EXTRACTED RECORDS start

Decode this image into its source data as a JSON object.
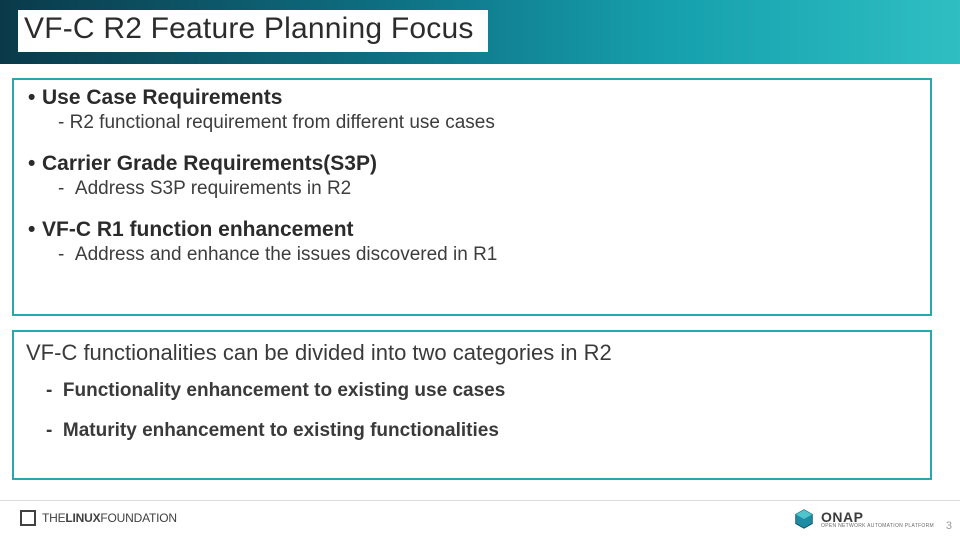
{
  "title": "VF-C R2 Feature Planning Focus",
  "sections": [
    {
      "heading": "Use Case Requirements",
      "sub": "R2 functional requirement from different use cases"
    },
    {
      "heading": "Carrier Grade Requirements(S3P)",
      "sub": "Address S3P requirements in R2"
    },
    {
      "heading": "VF-C R1 function enhancement",
      "sub": "Address and enhance the issues discovered in R1"
    }
  ],
  "categories": {
    "intro": "VF-C functionalities can be divided into two categories in R2",
    "items": [
      "Functionality enhancement to existing use cases",
      "Maturity enhancement to existing functionalities"
    ]
  },
  "footer": {
    "linux_thin": "THE",
    "linux_bold1": "LINUX",
    "linux_thin2": "FOUNDATION",
    "onap_main": "ONAP",
    "onap_sub": "OPEN NETWORK AUTOMATION PLATFORM",
    "page": "3"
  }
}
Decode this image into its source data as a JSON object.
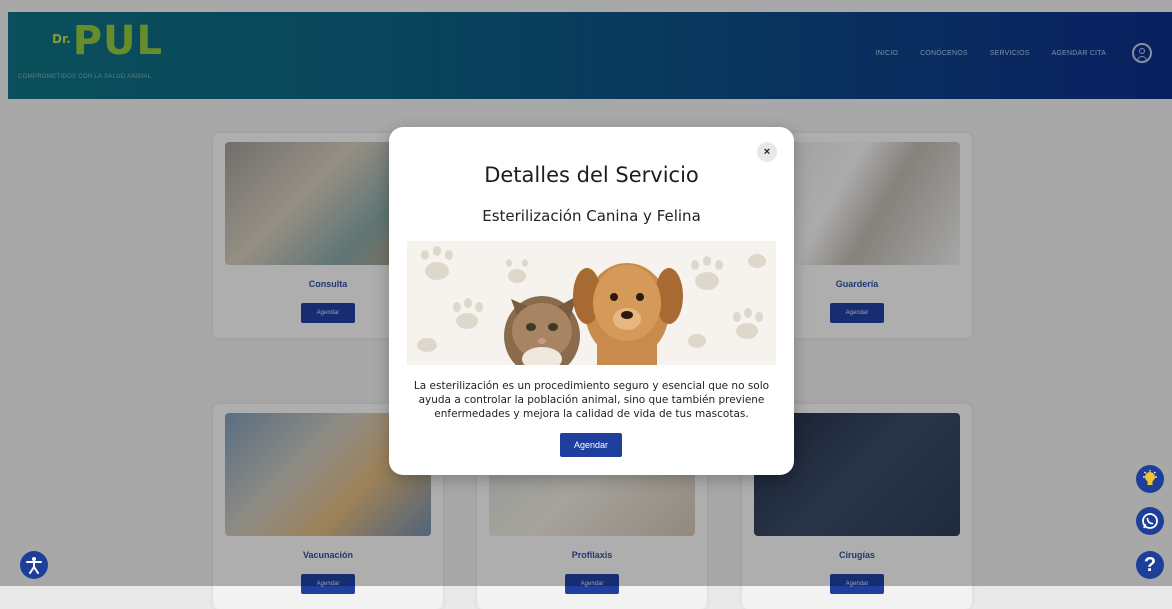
{
  "header": {
    "logo_prefix": "Dr.",
    "logo_text": "PUL",
    "tagline": "COMPROMETIDOS CON LA SALUD ANIMAL",
    "nav": [
      "INICIO",
      "CONÓCENOS",
      "SERVICIOS",
      "AGENDAR CITA"
    ]
  },
  "cards": [
    {
      "title": "Consulta",
      "button": "Agendar"
    },
    {
      "title": "Guardería",
      "button": "Agendar"
    },
    {
      "title": "Vacunación",
      "button": "Agendar"
    },
    {
      "title": "Profilaxis",
      "button": "Agendar"
    },
    {
      "title": "Cirugías",
      "button": "Agendar"
    }
  ],
  "modal": {
    "close_label": "×",
    "title": "Detalles del Servicio",
    "subtitle": "Esterilización Canina y Felina",
    "description": "La esterilización es un procedimiento seguro y esencial que no solo ayuda a controlar la población animal, sino que también previene enfermedades y mejora la calidad de vida de tus mascotas.",
    "button": "Agendar"
  },
  "floating": {
    "help_label": "?"
  },
  "colors": {
    "accent": "#1f3f9e",
    "header_start": "#0f6e7e",
    "header_end": "#0d2d86",
    "logo_green": "#8fc23b"
  },
  "icons": [
    "user-icon",
    "accessibility-icon",
    "lightbulb-icon",
    "whatsapp-icon",
    "help-icon",
    "close-icon"
  ]
}
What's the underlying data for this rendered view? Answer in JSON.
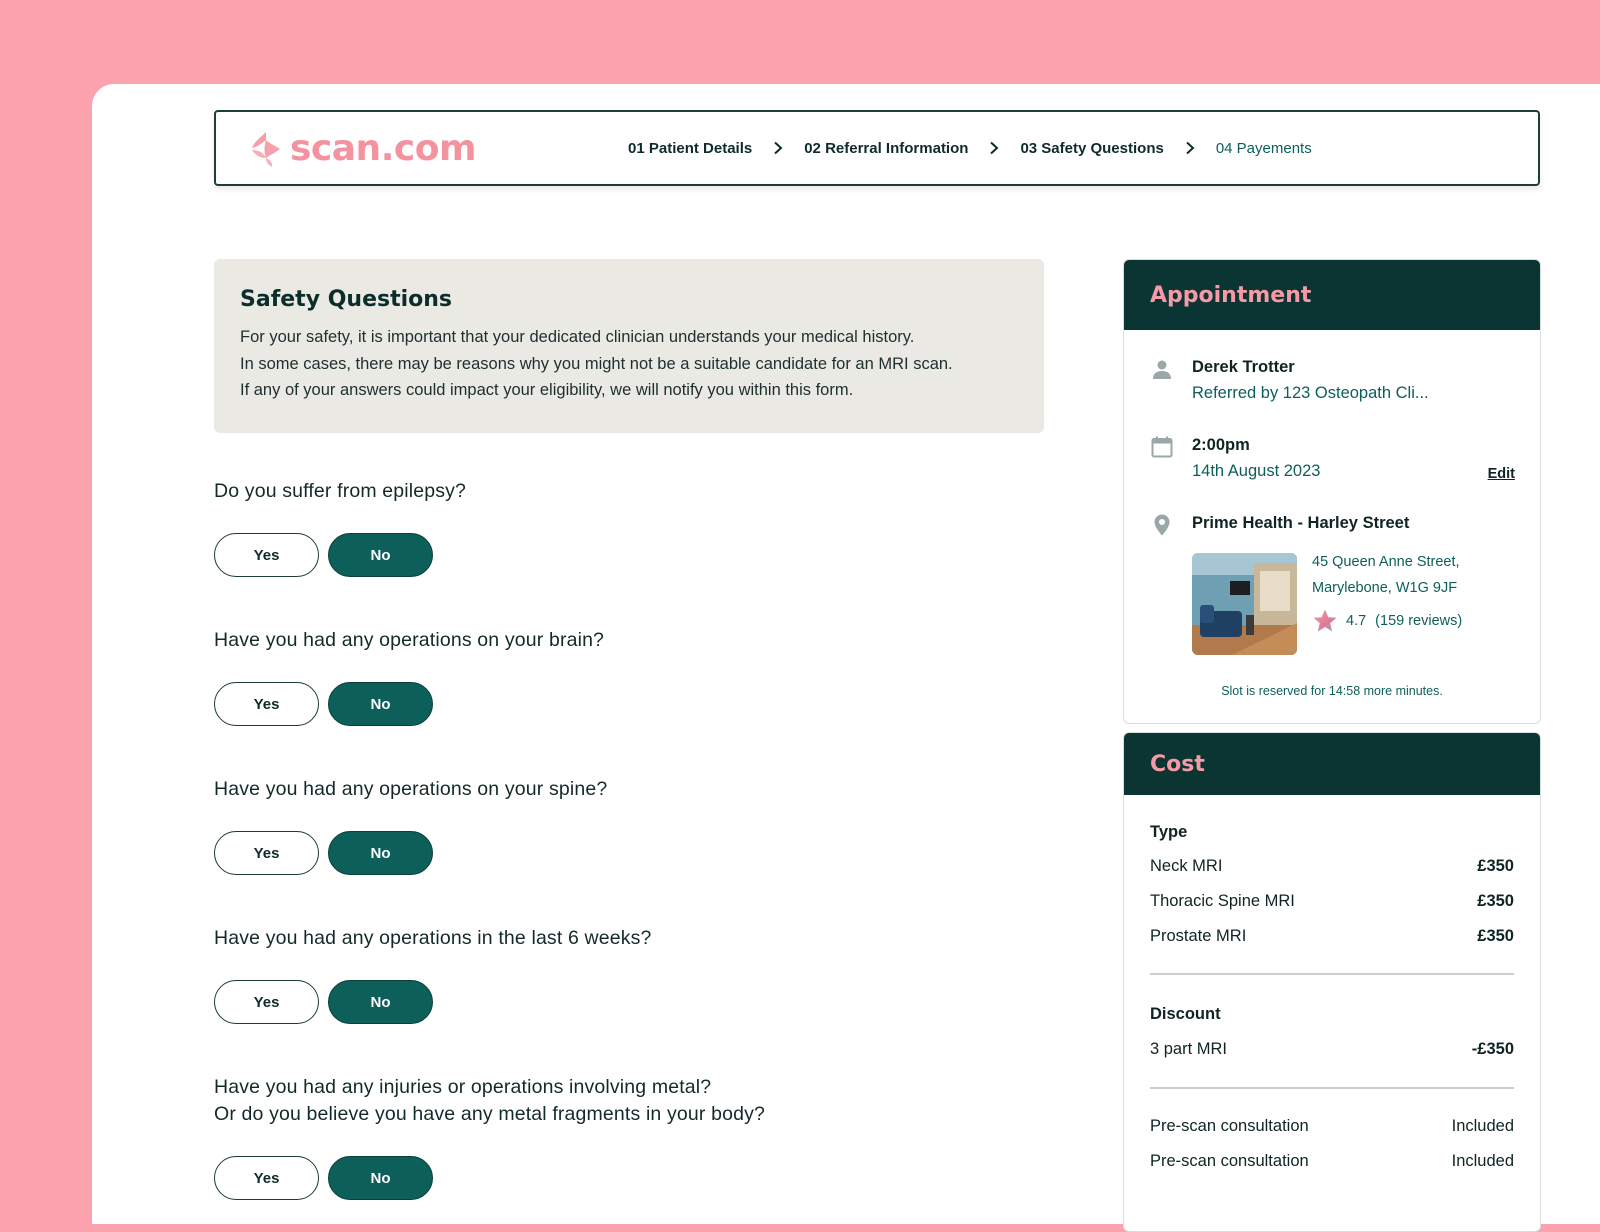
{
  "brand": {
    "name": "scan.com",
    "color": "#f4929f"
  },
  "steps": [
    {
      "label": "01 Patient Details",
      "state": "done"
    },
    {
      "label": "02 Referral Information",
      "state": "done"
    },
    {
      "label": "03 Safety Questions",
      "state": "current"
    },
    {
      "label": "04 Payements",
      "state": "future"
    }
  ],
  "intro": {
    "title": "Safety Questions",
    "lines": [
      "For your safety, it is important that your dedicated clinician understands your medical history.",
      "In some cases, there may be reasons why you might not be a suitable candidate for an MRI scan.",
      "If any of your answers could impact your eligibility, we will notify you within this form."
    ]
  },
  "questions": [
    {
      "lines": [
        "Do you suffer from epilepsy?"
      ],
      "yes": "Yes",
      "no": "No",
      "selected": "No"
    },
    {
      "lines": [
        "Have you had any operations on your brain?"
      ],
      "yes": "Yes",
      "no": "No",
      "selected": "No"
    },
    {
      "lines": [
        "Have you had any operations on your spine?"
      ],
      "yes": "Yes",
      "no": "No",
      "selected": "No"
    },
    {
      "lines": [
        "Have you had any operations in the last 6 weeks?"
      ],
      "yes": "Yes",
      "no": "No",
      "selected": "No"
    },
    {
      "lines": [
        "Have you had any injuries or operations involving metal?",
        "Or do you believe you have any metal fragments in your body?"
      ],
      "yes": "Yes",
      "no": "No",
      "selected": "No"
    }
  ],
  "appointment": {
    "title": "Appointment",
    "patient": {
      "name": "Derek Trotter",
      "referral": "Referred by 123 Osteopath Cli..."
    },
    "time": {
      "time": "2:00pm",
      "date": "14th August 2023",
      "edit_label": "Edit"
    },
    "clinic": {
      "name": "Prime Health - Harley Street",
      "address_line1": "45 Queen Anne Street,",
      "address_line2": "Marylebone, W1G 9JF",
      "rating": "4.7",
      "reviews": "(159 reviews)"
    },
    "reserved_note": "Slot is reserved for 14:58 more minutes."
  },
  "cost": {
    "title": "Cost",
    "type_label": "Type",
    "items": [
      {
        "name": "Neck MRI",
        "amount": "£350"
      },
      {
        "name": "Thoracic Spine MRI",
        "amount": "£350"
      },
      {
        "name": "Prostate MRI",
        "amount": "£350"
      }
    ],
    "discount_label": "Discount",
    "discount": {
      "name": "3 part MRI",
      "amount": "-£350"
    },
    "extras": [
      {
        "name": "Pre-scan consultation",
        "amount": "Included"
      },
      {
        "name": "Pre-scan consultation",
        "amount": "Included"
      }
    ]
  },
  "colors": {
    "background": "#fba2ae",
    "primary": "#0d5f5a",
    "dark": "#0b3533",
    "accent": "#f79aa6"
  }
}
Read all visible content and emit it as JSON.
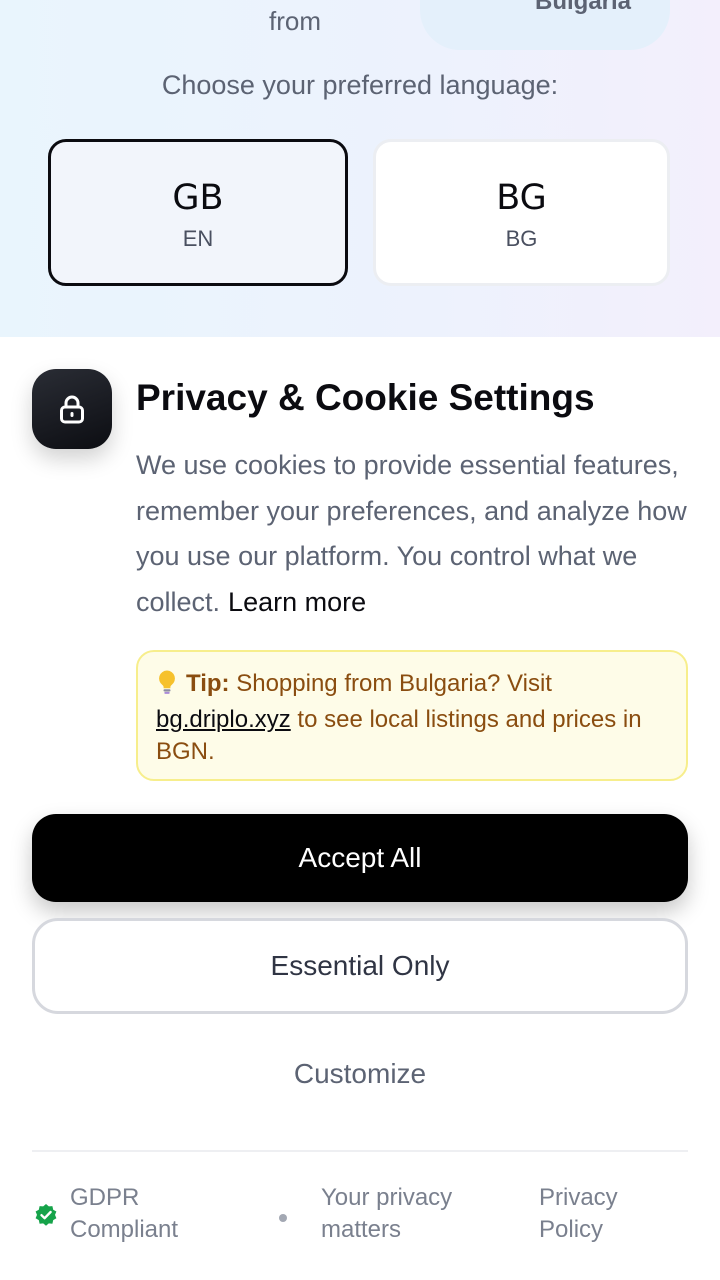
{
  "header": {
    "from_text": "from",
    "country": "Bulgaria",
    "choose_label": "Choose your preferred language:"
  },
  "languages": [
    {
      "code": "GB",
      "sub": "EN",
      "selected": true
    },
    {
      "code": "BG",
      "sub": "BG",
      "selected": false
    }
  ],
  "consent": {
    "title": "Privacy & Cookie Settings",
    "description": "We use cookies to provide essential features, remember your preferences, and analyze how you use our platform. You control what we collect.",
    "learn_more": "Learn more",
    "tip": {
      "icon": "lightbulb-icon",
      "label": "Tip:",
      "text_before": "Shopping from Bulgaria? Visit",
      "link": "bg.driplo.xyz",
      "text_after": "to see local listings and prices in BGN."
    },
    "accept_all": "Accept All",
    "essential_only": "Essential Only",
    "customize": "Customize"
  },
  "footer": {
    "gdpr": "GDPR Compliant",
    "privacy_matters": "Your privacy matters",
    "privacy_policy": "Privacy Policy"
  },
  "colors": {
    "accent": "#000000",
    "tip_bg": "#fefce8",
    "tip_text": "#8a4d10",
    "gdpr_check": "#16a34a"
  }
}
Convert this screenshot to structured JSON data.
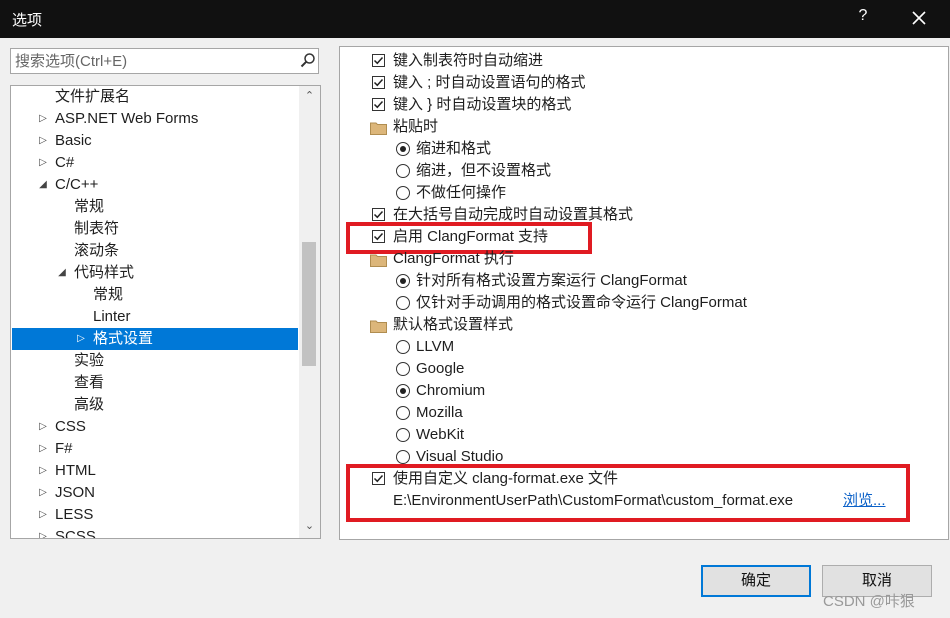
{
  "window": {
    "title": "选项",
    "help_label": "?"
  },
  "search": {
    "placeholder": "搜索选项(Ctrl+E)"
  },
  "tree": {
    "items": [
      {
        "label": "文件扩展名"
      },
      {
        "label": "ASP.NET Web Forms"
      },
      {
        "label": "Basic"
      },
      {
        "label": "C#"
      },
      {
        "label": "C/C++"
      },
      {
        "label": "常规"
      },
      {
        "label": "制表符"
      },
      {
        "label": "滚动条"
      },
      {
        "label": "代码样式"
      },
      {
        "label": "常规"
      },
      {
        "label": "Linter"
      },
      {
        "label": "格式设置"
      },
      {
        "label": "实验"
      },
      {
        "label": "查看"
      },
      {
        "label": "高级"
      },
      {
        "label": "CSS"
      },
      {
        "label": "F#"
      },
      {
        "label": "HTML"
      },
      {
        "label": "JSON"
      },
      {
        "label": "LESS"
      },
      {
        "label": "SCSS"
      }
    ]
  },
  "options": {
    "auto_indent_tab": "键入制表符时自动缩进",
    "format_statement_semicolon": "键入 ; 时自动设置语句的格式",
    "format_block_brace": "键入 } 时自动设置块的格式",
    "paste_group": "粘贴时",
    "paste_indent_format": "缩进和格式",
    "paste_indent_only": "缩进，但不设置格式",
    "paste_nothing": "不做任何操作",
    "brace_completion_format": "在大括号自动完成时自动设置其格式",
    "enable_clangformat": "启用 ClangFormat 支持",
    "clangformat_exec_group": "ClangFormat 执行",
    "run_all_scenarios": "针对所有格式设置方案运行 ClangFormat",
    "run_manual_only": "仅针对手动调用的格式设置命令运行 ClangFormat",
    "default_style_group": "默认格式设置样式",
    "styles": [
      "LLVM",
      "Google",
      "Chromium",
      "Mozilla",
      "WebKit",
      "Visual Studio"
    ],
    "custom_exe": "使用自定义 clang-format.exe 文件",
    "custom_path": "E:\\EnvironmentUserPath\\CustomFormat\\custom_format.exe",
    "browse_label": "浏览..."
  },
  "buttons": {
    "ok_label": "确定",
    "cancel_label": "取消"
  },
  "watermark": "CSDN @咔狠",
  "colors": {
    "accent": "#0078d7",
    "highlight_box": "#e01b22",
    "link": "#0b61c8"
  }
}
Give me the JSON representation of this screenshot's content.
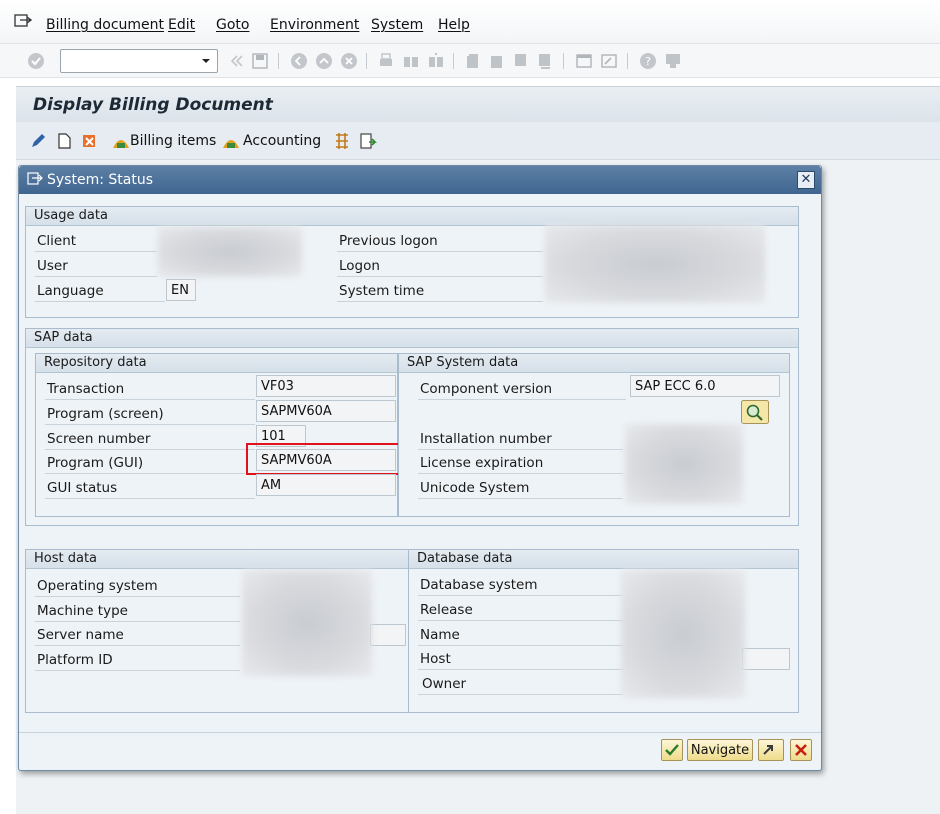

EXTRACTED RECORDS end

TASK REQUIREMENTS >> Give the number of lines in the listing above that contain "lightbulb", and nothing else.

CORRECT RESPONSE >> 2